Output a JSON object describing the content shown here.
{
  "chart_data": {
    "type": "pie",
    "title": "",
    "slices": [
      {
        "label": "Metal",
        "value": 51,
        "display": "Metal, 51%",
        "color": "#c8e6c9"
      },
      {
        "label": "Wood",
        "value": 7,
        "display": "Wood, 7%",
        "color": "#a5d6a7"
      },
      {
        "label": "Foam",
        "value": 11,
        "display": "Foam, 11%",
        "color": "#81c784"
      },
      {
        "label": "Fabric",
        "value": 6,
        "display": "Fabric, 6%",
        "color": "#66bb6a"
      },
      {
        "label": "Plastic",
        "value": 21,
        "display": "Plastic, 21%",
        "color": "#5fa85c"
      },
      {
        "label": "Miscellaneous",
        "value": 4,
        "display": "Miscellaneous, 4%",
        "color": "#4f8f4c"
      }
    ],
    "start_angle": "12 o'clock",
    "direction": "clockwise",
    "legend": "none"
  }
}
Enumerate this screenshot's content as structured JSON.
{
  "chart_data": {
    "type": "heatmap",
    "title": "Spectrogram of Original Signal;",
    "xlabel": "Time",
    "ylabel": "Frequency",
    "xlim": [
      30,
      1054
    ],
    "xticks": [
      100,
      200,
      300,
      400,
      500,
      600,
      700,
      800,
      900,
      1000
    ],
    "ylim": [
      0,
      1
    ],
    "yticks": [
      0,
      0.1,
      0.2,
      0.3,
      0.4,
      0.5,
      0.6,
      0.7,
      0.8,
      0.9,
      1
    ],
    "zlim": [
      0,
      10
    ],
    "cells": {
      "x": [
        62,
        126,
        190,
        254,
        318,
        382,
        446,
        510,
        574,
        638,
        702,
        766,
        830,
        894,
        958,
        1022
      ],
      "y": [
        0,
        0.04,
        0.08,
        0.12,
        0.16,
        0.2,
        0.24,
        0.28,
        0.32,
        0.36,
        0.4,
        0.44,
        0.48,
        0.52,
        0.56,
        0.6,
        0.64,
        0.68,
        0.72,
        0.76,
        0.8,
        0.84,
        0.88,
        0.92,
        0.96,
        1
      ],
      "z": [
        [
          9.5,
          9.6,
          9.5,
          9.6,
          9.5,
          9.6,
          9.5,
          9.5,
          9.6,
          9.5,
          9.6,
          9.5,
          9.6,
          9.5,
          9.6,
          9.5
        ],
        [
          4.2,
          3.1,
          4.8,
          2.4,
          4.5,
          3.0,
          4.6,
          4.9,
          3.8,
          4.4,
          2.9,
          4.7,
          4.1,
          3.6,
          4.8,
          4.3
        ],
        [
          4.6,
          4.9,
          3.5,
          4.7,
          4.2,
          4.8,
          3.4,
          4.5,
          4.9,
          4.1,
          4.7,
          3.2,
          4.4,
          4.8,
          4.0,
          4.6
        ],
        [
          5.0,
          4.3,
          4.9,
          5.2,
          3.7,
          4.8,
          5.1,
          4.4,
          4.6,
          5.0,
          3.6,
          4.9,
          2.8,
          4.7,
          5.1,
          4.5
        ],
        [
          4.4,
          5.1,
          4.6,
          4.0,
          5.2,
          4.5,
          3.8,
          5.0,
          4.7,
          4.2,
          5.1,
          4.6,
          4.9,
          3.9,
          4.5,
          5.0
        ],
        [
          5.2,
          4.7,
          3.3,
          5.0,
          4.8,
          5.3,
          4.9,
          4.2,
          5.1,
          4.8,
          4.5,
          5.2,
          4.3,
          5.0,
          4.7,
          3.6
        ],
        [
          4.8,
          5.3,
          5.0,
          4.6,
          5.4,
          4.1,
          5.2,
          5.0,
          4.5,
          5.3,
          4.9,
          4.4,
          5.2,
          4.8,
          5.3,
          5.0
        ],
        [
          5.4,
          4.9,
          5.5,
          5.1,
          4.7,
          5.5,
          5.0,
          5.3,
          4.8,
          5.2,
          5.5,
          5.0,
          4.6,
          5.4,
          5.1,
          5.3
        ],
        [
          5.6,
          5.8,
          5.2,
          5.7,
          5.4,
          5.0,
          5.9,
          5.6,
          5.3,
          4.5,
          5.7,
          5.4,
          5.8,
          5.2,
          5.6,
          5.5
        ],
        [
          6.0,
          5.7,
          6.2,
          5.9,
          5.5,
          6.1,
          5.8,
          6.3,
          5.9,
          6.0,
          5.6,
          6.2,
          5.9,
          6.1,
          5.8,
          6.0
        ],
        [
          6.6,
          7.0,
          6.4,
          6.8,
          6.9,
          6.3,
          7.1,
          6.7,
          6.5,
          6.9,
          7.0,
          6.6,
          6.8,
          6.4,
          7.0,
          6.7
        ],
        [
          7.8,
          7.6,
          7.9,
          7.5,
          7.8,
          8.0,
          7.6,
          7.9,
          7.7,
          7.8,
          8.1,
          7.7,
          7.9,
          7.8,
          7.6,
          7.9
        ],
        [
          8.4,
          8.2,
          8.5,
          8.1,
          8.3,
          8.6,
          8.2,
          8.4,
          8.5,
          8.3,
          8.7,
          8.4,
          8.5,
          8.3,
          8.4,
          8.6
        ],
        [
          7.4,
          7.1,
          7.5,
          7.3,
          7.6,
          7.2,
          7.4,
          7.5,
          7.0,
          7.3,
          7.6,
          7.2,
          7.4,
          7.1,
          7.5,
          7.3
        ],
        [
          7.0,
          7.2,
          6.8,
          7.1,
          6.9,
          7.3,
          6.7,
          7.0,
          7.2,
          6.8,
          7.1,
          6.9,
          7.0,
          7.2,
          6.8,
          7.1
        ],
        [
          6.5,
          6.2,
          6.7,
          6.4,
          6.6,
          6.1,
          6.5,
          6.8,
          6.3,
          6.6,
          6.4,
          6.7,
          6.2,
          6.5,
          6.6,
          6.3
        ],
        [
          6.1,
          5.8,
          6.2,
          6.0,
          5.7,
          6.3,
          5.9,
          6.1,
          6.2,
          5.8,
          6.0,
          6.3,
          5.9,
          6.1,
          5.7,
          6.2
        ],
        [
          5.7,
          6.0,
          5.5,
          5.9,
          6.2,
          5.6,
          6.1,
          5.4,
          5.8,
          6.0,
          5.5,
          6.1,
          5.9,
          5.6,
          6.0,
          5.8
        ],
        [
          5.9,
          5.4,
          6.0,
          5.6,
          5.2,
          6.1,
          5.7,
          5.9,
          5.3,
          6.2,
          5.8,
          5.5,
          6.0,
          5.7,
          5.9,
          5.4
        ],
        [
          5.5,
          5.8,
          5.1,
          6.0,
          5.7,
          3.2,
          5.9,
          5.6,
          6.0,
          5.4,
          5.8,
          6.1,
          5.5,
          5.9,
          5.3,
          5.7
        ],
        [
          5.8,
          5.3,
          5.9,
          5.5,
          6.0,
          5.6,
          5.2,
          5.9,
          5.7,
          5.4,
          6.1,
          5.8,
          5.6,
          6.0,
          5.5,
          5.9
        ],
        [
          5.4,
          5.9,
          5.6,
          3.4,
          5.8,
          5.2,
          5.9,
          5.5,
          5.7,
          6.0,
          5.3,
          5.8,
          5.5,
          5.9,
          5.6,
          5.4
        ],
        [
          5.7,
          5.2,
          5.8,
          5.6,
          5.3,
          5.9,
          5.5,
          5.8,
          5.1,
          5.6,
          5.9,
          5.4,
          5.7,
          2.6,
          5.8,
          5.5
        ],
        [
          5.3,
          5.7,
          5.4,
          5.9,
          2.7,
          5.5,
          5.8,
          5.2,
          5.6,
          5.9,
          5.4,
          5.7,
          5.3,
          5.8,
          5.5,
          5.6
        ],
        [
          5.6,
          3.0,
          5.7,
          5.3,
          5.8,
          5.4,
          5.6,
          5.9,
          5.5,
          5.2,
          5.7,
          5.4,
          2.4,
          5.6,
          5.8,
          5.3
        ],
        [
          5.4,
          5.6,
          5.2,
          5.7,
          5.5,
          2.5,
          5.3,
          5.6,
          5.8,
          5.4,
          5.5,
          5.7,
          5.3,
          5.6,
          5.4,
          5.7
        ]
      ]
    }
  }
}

..........

What this task involves:
Give only the number of lines in the material above that hold the word "value".

Correct result:
6